-- Start of RECORDS FOR THIS EXERCISE --

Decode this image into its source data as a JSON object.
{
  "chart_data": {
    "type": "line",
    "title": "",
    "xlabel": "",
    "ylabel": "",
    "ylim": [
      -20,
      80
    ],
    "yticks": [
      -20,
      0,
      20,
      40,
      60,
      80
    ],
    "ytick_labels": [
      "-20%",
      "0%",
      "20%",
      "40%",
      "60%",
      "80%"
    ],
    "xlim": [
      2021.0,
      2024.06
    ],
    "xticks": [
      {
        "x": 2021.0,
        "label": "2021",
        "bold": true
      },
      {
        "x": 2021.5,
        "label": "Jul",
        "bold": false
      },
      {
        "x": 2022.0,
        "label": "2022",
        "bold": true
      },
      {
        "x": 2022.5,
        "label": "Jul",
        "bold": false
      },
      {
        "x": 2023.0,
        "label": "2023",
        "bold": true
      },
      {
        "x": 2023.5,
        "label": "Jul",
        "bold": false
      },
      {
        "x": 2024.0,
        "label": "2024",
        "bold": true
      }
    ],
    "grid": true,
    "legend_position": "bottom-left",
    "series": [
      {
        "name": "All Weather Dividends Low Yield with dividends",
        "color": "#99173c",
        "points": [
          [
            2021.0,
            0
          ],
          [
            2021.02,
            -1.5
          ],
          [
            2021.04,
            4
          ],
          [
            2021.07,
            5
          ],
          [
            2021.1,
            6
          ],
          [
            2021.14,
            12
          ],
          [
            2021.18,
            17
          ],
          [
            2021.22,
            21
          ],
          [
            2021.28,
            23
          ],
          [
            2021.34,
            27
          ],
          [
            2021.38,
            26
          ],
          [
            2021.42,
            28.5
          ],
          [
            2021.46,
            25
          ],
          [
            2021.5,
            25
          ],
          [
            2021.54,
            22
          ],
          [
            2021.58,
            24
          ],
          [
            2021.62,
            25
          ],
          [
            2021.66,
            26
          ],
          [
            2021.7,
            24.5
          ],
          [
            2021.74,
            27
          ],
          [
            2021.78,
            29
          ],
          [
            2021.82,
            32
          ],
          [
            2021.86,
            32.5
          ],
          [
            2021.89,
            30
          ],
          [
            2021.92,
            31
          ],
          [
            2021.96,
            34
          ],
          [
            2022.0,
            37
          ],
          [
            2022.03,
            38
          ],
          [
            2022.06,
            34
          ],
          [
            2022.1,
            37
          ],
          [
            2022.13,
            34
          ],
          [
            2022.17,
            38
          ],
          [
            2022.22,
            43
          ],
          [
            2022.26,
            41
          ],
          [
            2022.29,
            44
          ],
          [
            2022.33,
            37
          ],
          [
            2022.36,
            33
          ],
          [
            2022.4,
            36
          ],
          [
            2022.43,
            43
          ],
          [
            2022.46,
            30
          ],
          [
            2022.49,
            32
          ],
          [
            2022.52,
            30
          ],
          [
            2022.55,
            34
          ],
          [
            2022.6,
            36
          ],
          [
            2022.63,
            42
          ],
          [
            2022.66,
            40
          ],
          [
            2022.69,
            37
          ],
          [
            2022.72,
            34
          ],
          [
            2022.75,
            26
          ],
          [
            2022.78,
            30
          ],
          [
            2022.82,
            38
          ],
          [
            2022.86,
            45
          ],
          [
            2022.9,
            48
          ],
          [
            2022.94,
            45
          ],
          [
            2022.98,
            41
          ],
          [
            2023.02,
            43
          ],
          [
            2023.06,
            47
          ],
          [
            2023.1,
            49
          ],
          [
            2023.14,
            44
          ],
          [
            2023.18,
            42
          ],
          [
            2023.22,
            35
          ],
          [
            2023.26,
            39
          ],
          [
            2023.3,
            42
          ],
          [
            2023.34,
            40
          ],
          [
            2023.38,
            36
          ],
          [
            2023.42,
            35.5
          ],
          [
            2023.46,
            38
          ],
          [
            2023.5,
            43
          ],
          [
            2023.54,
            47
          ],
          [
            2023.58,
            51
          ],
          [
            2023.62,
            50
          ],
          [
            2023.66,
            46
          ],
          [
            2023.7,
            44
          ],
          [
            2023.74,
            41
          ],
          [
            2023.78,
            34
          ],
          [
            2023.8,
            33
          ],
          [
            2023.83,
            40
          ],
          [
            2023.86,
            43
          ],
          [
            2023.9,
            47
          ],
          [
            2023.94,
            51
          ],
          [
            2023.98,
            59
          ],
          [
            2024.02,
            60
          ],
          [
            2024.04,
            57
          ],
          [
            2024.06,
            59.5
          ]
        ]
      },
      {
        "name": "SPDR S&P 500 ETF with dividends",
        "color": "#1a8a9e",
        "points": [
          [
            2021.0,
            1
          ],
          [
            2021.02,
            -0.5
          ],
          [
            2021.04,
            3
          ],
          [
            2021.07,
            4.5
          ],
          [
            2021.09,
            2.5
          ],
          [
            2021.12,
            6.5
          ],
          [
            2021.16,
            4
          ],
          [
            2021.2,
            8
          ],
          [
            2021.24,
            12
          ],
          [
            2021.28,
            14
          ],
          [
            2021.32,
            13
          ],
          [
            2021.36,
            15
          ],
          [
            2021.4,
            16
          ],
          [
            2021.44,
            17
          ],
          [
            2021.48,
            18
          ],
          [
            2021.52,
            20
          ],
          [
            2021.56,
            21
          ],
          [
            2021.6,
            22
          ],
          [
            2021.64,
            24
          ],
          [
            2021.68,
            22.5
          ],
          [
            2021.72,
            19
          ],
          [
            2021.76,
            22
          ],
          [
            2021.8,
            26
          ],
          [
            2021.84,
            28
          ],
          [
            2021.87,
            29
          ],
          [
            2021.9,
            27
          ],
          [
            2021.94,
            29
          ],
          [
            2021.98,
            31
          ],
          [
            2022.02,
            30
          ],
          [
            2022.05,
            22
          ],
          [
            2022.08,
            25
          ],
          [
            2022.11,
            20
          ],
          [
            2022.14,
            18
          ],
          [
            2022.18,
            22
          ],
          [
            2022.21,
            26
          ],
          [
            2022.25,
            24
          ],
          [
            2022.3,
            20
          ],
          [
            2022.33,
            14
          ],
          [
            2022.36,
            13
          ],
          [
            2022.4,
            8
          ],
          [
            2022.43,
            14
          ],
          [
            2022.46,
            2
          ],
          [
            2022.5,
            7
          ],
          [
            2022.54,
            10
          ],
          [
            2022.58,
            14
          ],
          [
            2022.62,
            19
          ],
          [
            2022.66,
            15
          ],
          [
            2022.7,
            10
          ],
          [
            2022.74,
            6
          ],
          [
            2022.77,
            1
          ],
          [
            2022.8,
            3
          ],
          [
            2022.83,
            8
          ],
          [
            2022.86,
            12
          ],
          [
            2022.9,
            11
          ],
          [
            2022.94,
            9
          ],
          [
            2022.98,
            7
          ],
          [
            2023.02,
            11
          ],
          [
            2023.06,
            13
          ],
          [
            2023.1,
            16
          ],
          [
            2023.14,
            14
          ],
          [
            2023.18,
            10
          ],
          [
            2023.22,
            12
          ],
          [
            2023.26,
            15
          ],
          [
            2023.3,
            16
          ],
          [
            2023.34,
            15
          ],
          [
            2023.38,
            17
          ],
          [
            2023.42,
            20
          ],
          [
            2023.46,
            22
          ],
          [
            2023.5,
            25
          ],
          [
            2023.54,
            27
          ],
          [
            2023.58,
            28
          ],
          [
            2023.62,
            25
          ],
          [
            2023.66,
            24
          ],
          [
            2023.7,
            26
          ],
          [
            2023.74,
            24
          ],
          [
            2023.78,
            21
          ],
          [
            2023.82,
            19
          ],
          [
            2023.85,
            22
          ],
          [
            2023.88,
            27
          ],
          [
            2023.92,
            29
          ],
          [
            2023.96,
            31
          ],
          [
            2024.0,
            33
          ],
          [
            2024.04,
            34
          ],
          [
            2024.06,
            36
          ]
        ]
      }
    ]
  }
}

-- End of RECORDS FOR THIS EXERCISE --

- WHAT TO PRODUCE
Go through the records above and set each one down exactly, please.

- FINISHED TASK
Decode this image into its source data as a JSON object.
{
  "chart_data": {
    "type": "line",
    "title": "",
    "xlabel": "",
    "ylabel": "",
    "ylim": [
      -20,
      80
    ],
    "yticks": [
      -20,
      0,
      20,
      40,
      60,
      80
    ],
    "ytick_labels": [
      "-20%",
      "0%",
      "20%",
      "40%",
      "60%",
      "80%"
    ],
    "xlim": [
      2021.0,
      2024.06
    ],
    "xticks": [
      {
        "x": 2021.0,
        "label": "2021",
        "bold": true
      },
      {
        "x": 2021.5,
        "label": "Jul",
        "bold": false
      },
      {
        "x": 2022.0,
        "label": "2022",
        "bold": true
      },
      {
        "x": 2022.5,
        "label": "Jul",
        "bold": false
      },
      {
        "x": 2023.0,
        "label": "2023",
        "bold": true
      },
      {
        "x": 2023.5,
        "label": "Jul",
        "bold": false
      },
      {
        "x": 2024.0,
        "label": "2024",
        "bold": true
      }
    ],
    "grid": true,
    "legend_position": "bottom-left",
    "series": [
      {
        "name": "All Weather Dividends Low Yield with dividends",
        "color": "#99173c",
        "points": [
          [
            2021.0,
            0
          ],
          [
            2021.02,
            -1.5
          ],
          [
            2021.04,
            4
          ],
          [
            2021.07,
            5
          ],
          [
            2021.1,
            6
          ],
          [
            2021.14,
            12
          ],
          [
            2021.18,
            17
          ],
          [
            2021.22,
            21
          ],
          [
            2021.28,
            23
          ],
          [
            2021.34,
            27
          ],
          [
            2021.38,
            26
          ],
          [
            2021.42,
            28.5
          ],
          [
            2021.46,
            25
          ],
          [
            2021.5,
            25
          ],
          [
            2021.54,
            22
          ],
          [
            2021.58,
            24
          ],
          [
            2021.62,
            25
          ],
          [
            2021.66,
            26
          ],
          [
            2021.7,
            24.5
          ],
          [
            2021.74,
            27
          ],
          [
            2021.78,
            29
          ],
          [
            2021.82,
            32
          ],
          [
            2021.86,
            32.5
          ],
          [
            2021.89,
            30
          ],
          [
            2021.92,
            31
          ],
          [
            2021.96,
            34
          ],
          [
            2022.0,
            37
          ],
          [
            2022.03,
            38
          ],
          [
            2022.06,
            34
          ],
          [
            2022.1,
            37
          ],
          [
            2022.13,
            34
          ],
          [
            2022.17,
            38
          ],
          [
            2022.22,
            43
          ],
          [
            2022.26,
            41
          ],
          [
            2022.29,
            44
          ],
          [
            2022.33,
            37
          ],
          [
            2022.36,
            33
          ],
          [
            2022.4,
            36
          ],
          [
            2022.43,
            43
          ],
          [
            2022.46,
            30
          ],
          [
            2022.49,
            32
          ],
          [
            2022.52,
            30
          ],
          [
            2022.55,
            34
          ],
          [
            2022.6,
            36
          ],
          [
            2022.63,
            42
          ],
          [
            2022.66,
            40
          ],
          [
            2022.69,
            37
          ],
          [
            2022.72,
            34
          ],
          [
            2022.75,
            26
          ],
          [
            2022.78,
            30
          ],
          [
            2022.82,
            38
          ],
          [
            2022.86,
            45
          ],
          [
            2022.9,
            48
          ],
          [
            2022.94,
            45
          ],
          [
            2022.98,
            41
          ],
          [
            2023.02,
            43
          ],
          [
            2023.06,
            47
          ],
          [
            2023.1,
            49
          ],
          [
            2023.14,
            44
          ],
          [
            2023.18,
            42
          ],
          [
            2023.22,
            35
          ],
          [
            2023.26,
            39
          ],
          [
            2023.3,
            42
          ],
          [
            2023.34,
            40
          ],
          [
            2023.38,
            36
          ],
          [
            2023.42,
            35.5
          ],
          [
            2023.46,
            38
          ],
          [
            2023.5,
            43
          ],
          [
            2023.54,
            47
          ],
          [
            2023.58,
            51
          ],
          [
            2023.62,
            50
          ],
          [
            2023.66,
            46
          ],
          [
            2023.7,
            44
          ],
          [
            2023.74,
            41
          ],
          [
            2023.78,
            34
          ],
          [
            2023.8,
            33
          ],
          [
            2023.83,
            40
          ],
          [
            2023.86,
            43
          ],
          [
            2023.9,
            47
          ],
          [
            2023.94,
            51
          ],
          [
            2023.98,
            59
          ],
          [
            2024.02,
            60
          ],
          [
            2024.04,
            57
          ],
          [
            2024.06,
            59.5
          ]
        ]
      },
      {
        "name": "SPDR S&P 500 ETF with dividends",
        "color": "#1a8a9e",
        "points": [
          [
            2021.0,
            1
          ],
          [
            2021.02,
            -0.5
          ],
          [
            2021.04,
            3
          ],
          [
            2021.07,
            4.5
          ],
          [
            2021.09,
            2.5
          ],
          [
            2021.12,
            6.5
          ],
          [
            2021.16,
            4
          ],
          [
            2021.2,
            8
          ],
          [
            2021.24,
            12
          ],
          [
            2021.28,
            14
          ],
          [
            2021.32,
            13
          ],
          [
            2021.36,
            15
          ],
          [
            2021.4,
            16
          ],
          [
            2021.44,
            17
          ],
          [
            2021.48,
            18
          ],
          [
            2021.52,
            20
          ],
          [
            2021.56,
            21
          ],
          [
            2021.6,
            22
          ],
          [
            2021.64,
            24
          ],
          [
            2021.68,
            22.5
          ],
          [
            2021.72,
            19
          ],
          [
            2021.76,
            22
          ],
          [
            2021.8,
            26
          ],
          [
            2021.84,
            28
          ],
          [
            2021.87,
            29
          ],
          [
            2021.9,
            27
          ],
          [
            2021.94,
            29
          ],
          [
            2021.98,
            31
          ],
          [
            2022.02,
            30
          ],
          [
            2022.05,
            22
          ],
          [
            2022.08,
            25
          ],
          [
            2022.11,
            20
          ],
          [
            2022.14,
            18
          ],
          [
            2022.18,
            22
          ],
          [
            2022.21,
            26
          ],
          [
            2022.25,
            24
          ],
          [
            2022.3,
            20
          ],
          [
            2022.33,
            14
          ],
          [
            2022.36,
            13
          ],
          [
            2022.4,
            8
          ],
          [
            2022.43,
            14
          ],
          [
            2022.46,
            2
          ],
          [
            2022.5,
            7
          ],
          [
            2022.54,
            10
          ],
          [
            2022.58,
            14
          ],
          [
            2022.62,
            19
          ],
          [
            2022.66,
            15
          ],
          [
            2022.7,
            10
          ],
          [
            2022.74,
            6
          ],
          [
            2022.77,
            1
          ],
          [
            2022.8,
            3
          ],
          [
            2022.83,
            8
          ],
          [
            2022.86,
            12
          ],
          [
            2022.9,
            11
          ],
          [
            2022.94,
            9
          ],
          [
            2022.98,
            7
          ],
          [
            2023.02,
            11
          ],
          [
            2023.06,
            13
          ],
          [
            2023.1,
            16
          ],
          [
            2023.14,
            14
          ],
          [
            2023.18,
            10
          ],
          [
            2023.22,
            12
          ],
          [
            2023.26,
            15
          ],
          [
            2023.3,
            16
          ],
          [
            2023.34,
            15
          ],
          [
            2023.38,
            17
          ],
          [
            2023.42,
            20
          ],
          [
            2023.46,
            22
          ],
          [
            2023.5,
            25
          ],
          [
            2023.54,
            27
          ],
          [
            2023.58,
            28
          ],
          [
            2023.62,
            25
          ],
          [
            2023.66,
            24
          ],
          [
            2023.7,
            26
          ],
          [
            2023.74,
            24
          ],
          [
            2023.78,
            21
          ],
          [
            2023.82,
            19
          ],
          [
            2023.85,
            22
          ],
          [
            2023.88,
            27
          ],
          [
            2023.92,
            29
          ],
          [
            2023.96,
            31
          ],
          [
            2024.0,
            33
          ],
          [
            2024.04,
            34
          ],
          [
            2024.06,
            36
          ]
        ]
      }
    ]
  }
}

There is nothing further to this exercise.